* [WRITTEN INSTRUCTION]:
Count the lines below that contain the word "JSON" and give only that number.

[START DATA SUPPLIED]

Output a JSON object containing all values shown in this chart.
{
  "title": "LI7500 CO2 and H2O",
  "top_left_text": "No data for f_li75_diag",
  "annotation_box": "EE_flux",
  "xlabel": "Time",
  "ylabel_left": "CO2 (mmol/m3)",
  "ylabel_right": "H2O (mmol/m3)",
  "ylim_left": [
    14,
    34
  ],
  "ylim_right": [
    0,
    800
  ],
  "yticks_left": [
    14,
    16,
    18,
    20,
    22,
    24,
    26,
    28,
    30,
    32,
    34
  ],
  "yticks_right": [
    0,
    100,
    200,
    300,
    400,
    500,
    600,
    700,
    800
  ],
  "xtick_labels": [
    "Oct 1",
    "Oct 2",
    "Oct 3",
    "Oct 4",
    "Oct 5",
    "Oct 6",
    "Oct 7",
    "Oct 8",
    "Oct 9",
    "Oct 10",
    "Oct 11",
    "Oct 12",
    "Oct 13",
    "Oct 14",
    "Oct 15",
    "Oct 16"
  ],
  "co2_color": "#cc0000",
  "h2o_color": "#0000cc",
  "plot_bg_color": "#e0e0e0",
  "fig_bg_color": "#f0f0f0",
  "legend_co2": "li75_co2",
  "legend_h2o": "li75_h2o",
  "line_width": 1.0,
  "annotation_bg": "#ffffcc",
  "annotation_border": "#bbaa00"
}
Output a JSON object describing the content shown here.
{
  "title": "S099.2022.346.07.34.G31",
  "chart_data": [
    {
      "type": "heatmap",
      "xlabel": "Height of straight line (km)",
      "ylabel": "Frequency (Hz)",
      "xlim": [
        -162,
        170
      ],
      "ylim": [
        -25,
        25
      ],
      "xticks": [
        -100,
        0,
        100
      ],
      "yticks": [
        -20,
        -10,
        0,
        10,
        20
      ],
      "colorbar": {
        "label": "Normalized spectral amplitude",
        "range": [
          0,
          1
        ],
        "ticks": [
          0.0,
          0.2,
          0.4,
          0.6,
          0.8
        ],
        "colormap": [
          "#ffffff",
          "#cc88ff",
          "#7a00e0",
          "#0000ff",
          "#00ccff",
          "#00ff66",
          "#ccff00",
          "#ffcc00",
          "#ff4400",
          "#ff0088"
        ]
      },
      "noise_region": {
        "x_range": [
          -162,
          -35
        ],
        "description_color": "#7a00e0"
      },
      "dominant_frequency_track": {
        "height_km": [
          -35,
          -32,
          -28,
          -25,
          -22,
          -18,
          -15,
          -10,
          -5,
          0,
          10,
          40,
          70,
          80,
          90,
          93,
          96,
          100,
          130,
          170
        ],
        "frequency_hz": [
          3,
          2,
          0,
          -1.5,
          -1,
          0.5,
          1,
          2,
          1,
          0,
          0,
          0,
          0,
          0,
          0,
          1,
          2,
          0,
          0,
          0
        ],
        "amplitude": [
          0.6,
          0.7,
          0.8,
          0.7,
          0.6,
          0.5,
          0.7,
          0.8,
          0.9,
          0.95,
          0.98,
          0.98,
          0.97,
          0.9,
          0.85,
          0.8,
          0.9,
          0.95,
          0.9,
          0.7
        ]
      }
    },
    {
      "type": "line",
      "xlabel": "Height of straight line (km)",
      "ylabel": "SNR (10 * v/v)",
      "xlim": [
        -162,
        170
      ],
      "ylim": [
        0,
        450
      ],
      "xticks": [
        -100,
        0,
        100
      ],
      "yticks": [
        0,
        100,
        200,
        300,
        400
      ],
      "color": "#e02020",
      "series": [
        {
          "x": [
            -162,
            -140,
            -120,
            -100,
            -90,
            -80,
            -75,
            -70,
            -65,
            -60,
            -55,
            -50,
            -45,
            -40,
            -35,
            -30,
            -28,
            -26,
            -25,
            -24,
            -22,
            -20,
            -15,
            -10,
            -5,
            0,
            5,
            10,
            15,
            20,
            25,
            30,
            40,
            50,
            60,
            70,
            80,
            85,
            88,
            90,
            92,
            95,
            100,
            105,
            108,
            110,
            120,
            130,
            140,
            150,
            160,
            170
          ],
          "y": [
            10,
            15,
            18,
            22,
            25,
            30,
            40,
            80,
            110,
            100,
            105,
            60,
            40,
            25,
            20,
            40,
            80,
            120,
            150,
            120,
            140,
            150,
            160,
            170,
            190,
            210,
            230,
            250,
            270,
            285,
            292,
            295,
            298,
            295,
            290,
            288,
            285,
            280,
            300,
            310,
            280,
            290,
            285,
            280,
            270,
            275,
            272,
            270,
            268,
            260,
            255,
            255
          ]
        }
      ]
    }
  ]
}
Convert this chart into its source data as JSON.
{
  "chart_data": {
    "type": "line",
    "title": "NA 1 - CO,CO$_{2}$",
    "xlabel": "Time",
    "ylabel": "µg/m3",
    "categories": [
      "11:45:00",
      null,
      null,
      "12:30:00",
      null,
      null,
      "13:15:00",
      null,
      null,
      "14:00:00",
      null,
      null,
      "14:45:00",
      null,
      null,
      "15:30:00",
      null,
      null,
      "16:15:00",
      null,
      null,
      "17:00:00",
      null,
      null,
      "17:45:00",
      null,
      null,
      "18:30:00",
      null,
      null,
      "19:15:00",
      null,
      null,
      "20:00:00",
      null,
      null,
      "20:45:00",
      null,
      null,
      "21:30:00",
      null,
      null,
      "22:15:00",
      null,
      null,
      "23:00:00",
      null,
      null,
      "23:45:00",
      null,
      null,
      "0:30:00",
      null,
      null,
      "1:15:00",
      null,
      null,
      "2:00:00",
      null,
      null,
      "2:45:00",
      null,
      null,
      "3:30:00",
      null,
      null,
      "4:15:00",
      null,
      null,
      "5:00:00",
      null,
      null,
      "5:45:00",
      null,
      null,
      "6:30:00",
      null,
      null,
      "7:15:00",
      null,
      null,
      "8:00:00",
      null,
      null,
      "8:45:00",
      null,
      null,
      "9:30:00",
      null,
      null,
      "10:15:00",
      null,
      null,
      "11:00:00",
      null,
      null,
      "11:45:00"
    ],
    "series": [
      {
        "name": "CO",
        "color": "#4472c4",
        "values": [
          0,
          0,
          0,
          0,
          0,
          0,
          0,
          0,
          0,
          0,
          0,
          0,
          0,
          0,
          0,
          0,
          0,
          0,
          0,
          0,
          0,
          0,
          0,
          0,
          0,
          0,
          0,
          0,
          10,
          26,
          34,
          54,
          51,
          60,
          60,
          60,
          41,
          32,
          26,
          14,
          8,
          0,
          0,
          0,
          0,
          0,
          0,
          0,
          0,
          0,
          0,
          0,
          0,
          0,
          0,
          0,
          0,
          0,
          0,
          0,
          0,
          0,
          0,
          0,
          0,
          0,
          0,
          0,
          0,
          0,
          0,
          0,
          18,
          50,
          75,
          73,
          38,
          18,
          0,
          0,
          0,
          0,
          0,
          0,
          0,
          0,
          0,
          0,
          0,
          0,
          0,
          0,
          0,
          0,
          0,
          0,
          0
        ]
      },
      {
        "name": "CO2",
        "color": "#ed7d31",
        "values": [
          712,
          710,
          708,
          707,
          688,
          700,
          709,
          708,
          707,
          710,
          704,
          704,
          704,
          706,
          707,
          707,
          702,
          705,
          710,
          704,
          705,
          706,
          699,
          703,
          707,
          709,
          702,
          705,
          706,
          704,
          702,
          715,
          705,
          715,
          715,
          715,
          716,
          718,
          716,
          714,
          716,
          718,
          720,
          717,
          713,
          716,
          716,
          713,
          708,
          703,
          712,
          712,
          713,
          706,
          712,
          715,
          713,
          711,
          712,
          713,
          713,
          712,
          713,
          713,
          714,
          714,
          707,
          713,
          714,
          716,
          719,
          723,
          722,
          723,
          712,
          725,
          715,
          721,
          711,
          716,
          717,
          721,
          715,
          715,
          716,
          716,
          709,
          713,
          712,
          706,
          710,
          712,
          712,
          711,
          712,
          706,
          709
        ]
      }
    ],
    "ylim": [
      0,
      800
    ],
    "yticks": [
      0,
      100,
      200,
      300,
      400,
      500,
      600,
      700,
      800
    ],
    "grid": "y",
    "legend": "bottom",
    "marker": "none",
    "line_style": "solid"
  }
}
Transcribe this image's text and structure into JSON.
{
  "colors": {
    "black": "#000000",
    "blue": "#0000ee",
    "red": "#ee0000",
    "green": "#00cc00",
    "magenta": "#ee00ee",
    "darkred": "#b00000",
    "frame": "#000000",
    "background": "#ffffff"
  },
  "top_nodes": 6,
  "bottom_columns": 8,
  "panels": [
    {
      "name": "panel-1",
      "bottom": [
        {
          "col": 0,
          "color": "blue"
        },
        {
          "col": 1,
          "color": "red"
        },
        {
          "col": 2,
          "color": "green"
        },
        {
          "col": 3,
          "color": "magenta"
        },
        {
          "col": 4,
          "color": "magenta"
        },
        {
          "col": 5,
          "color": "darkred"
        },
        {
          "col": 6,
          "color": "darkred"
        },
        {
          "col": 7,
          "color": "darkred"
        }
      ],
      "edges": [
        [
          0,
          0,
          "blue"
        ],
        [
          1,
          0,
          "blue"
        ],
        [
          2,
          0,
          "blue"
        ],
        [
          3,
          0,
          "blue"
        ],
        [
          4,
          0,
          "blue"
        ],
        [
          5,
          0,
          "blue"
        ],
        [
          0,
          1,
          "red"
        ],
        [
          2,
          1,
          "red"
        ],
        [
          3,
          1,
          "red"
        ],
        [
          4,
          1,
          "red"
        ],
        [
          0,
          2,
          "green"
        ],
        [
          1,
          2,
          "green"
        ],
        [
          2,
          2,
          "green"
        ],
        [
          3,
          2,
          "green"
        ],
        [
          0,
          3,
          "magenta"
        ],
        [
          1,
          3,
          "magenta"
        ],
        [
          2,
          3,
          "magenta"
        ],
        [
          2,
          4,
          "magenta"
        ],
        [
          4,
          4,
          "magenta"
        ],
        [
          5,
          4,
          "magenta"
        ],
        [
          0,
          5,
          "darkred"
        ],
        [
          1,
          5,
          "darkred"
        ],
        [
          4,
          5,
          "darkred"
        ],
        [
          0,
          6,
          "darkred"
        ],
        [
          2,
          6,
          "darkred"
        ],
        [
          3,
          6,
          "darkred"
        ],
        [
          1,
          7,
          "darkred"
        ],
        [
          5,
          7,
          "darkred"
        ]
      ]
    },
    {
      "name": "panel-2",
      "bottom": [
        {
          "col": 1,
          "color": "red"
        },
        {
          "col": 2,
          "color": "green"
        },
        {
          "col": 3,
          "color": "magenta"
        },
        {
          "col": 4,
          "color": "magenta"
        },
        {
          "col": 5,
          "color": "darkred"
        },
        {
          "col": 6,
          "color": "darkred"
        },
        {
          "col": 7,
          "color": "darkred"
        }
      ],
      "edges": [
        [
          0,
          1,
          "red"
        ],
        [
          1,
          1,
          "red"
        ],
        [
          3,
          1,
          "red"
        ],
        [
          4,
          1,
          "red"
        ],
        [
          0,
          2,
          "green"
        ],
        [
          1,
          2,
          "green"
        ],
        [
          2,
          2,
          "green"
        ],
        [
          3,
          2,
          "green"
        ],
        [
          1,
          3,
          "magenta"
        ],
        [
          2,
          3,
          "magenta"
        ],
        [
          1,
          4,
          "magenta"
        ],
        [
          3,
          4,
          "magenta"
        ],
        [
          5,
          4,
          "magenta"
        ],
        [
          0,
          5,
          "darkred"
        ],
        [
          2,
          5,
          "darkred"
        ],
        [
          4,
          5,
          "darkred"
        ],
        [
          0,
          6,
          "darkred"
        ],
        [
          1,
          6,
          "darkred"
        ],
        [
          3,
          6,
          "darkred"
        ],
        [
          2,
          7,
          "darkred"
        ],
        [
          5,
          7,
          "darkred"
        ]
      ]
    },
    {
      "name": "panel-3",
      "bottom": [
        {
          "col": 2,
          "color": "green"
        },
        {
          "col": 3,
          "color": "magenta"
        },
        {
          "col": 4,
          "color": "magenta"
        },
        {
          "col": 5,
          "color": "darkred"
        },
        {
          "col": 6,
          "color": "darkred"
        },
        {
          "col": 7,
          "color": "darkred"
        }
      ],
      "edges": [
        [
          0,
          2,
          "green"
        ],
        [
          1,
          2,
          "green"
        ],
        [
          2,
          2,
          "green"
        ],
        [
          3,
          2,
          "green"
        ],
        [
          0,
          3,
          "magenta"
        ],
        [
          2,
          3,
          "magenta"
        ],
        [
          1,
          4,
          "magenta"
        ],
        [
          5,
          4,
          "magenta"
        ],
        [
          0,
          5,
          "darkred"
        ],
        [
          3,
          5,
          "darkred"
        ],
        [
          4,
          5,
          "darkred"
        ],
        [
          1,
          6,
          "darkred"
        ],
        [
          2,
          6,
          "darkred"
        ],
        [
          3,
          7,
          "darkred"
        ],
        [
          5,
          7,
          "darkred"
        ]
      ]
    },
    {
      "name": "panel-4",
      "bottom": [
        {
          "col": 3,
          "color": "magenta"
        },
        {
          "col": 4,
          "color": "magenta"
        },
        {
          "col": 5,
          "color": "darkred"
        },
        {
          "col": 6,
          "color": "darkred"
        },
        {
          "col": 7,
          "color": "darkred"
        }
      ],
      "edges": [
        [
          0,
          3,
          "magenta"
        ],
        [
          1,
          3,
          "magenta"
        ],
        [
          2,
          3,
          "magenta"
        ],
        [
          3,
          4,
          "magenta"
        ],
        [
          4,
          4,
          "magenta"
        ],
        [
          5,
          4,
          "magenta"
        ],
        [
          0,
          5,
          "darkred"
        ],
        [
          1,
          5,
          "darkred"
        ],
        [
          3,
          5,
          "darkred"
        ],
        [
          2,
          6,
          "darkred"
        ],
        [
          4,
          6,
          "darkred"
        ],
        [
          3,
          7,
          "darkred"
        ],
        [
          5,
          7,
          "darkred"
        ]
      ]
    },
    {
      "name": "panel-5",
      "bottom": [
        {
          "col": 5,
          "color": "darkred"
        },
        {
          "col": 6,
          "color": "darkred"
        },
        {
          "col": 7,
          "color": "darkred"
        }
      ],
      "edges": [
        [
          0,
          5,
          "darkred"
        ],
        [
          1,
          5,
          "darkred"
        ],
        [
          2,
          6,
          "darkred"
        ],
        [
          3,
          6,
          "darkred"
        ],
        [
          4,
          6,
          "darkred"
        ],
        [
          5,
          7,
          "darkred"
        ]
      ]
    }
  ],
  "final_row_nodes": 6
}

[END DATA SUPPLIED]

* [THE OUTPUT]:
4